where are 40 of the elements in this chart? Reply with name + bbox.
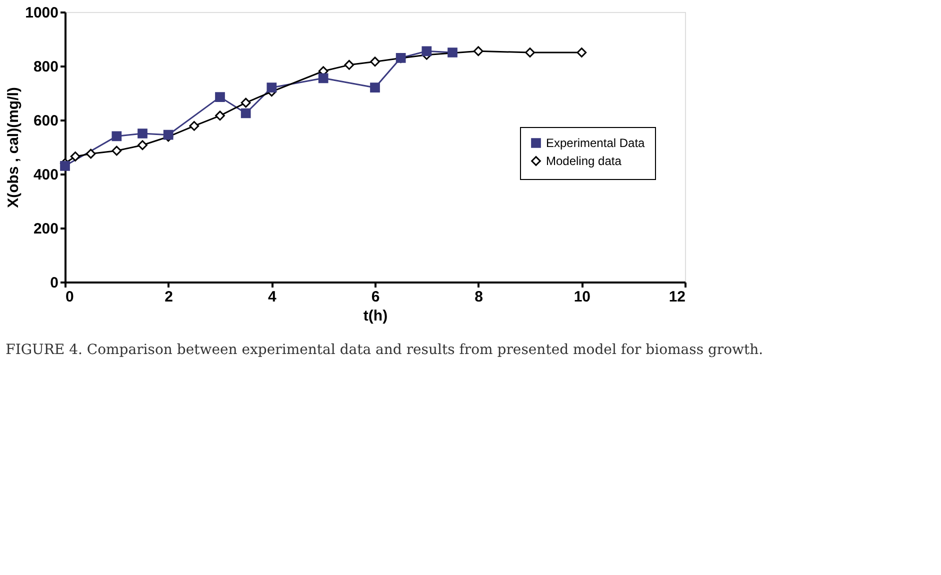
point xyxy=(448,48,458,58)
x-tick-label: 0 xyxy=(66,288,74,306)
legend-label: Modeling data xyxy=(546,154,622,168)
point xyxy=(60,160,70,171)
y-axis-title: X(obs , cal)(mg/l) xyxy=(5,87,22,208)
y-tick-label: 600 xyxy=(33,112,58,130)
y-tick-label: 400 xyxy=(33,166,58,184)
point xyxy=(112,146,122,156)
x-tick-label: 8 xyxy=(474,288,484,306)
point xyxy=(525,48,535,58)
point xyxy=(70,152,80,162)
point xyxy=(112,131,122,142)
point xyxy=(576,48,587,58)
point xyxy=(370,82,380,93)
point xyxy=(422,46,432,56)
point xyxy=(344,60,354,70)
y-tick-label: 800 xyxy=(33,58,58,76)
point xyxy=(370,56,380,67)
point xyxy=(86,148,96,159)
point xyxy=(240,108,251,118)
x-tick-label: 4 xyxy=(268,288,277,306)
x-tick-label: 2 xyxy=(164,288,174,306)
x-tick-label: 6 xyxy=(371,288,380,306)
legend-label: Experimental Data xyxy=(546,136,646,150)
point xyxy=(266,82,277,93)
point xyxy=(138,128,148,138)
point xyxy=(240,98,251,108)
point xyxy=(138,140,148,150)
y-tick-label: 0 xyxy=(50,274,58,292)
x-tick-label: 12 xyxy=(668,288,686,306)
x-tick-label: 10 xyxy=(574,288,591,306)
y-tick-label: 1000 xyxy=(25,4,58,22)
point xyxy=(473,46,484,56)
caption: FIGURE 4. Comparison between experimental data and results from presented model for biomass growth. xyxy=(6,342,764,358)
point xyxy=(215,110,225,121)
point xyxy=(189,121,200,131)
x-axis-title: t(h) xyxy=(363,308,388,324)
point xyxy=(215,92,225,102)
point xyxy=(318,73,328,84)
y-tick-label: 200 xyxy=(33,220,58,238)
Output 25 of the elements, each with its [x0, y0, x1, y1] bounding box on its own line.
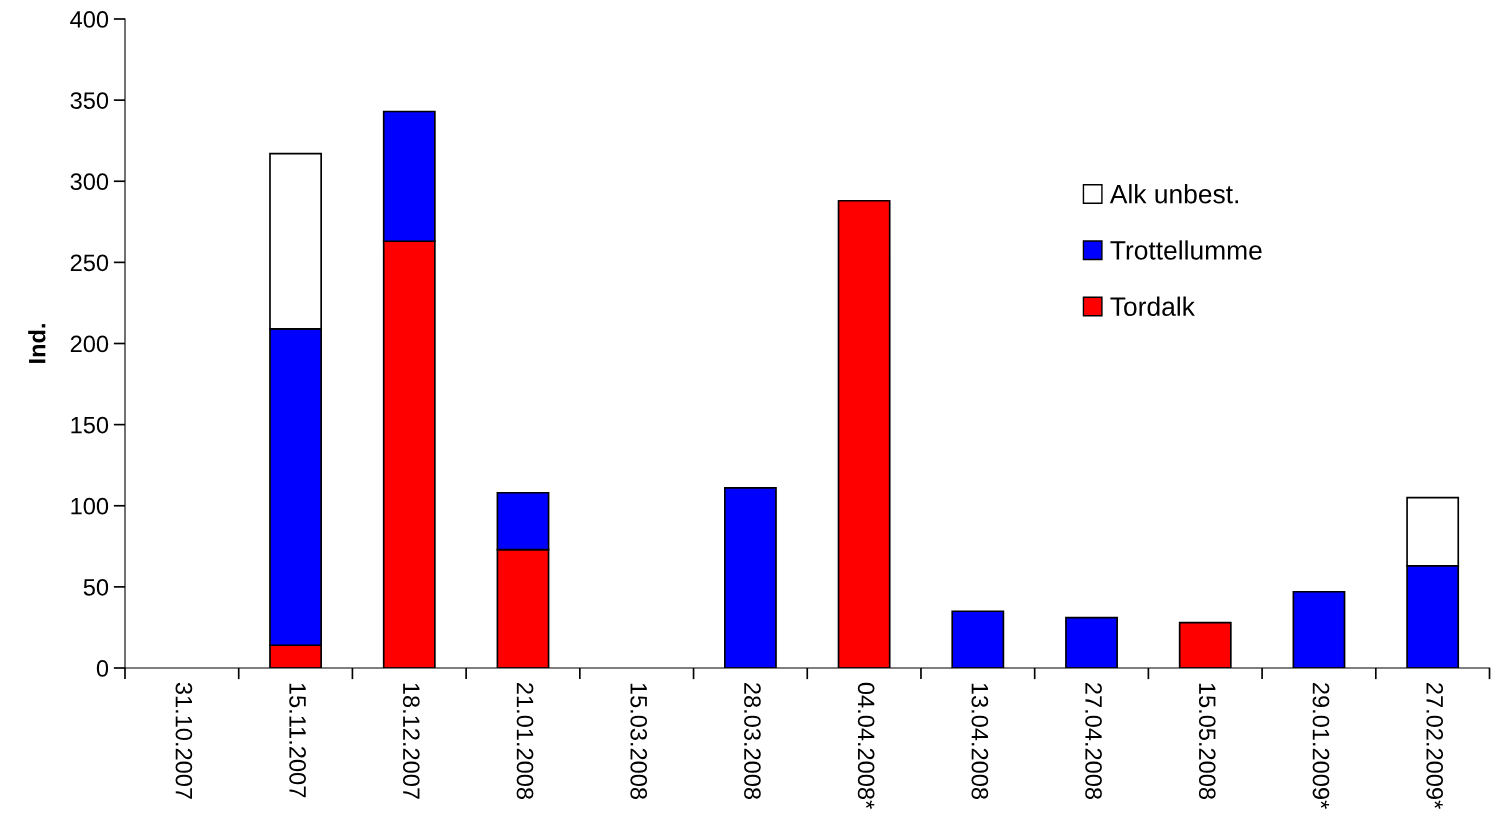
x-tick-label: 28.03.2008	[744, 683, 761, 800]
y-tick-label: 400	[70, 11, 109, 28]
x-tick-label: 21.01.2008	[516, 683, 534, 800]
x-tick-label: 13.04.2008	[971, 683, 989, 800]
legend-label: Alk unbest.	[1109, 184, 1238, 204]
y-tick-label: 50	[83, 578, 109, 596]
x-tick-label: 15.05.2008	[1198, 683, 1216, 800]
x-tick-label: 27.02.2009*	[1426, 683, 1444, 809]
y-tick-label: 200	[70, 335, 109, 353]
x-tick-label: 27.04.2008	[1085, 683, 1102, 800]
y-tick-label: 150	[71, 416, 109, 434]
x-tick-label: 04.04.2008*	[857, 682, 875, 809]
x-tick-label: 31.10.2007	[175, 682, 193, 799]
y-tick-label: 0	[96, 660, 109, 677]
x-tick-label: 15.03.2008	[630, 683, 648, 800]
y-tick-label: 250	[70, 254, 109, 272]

● ● ● ● ●

- _What needs to be done_
Pick out every line in the listing above that contains the word "elements", counting only matches with the same capitalization.

- _Result of the task_
where are 40 of the elements in this chart? Reply with name + bbox.
Output 25 of the elements, each with its [x0, y0, x1, y1] bounding box on its own line.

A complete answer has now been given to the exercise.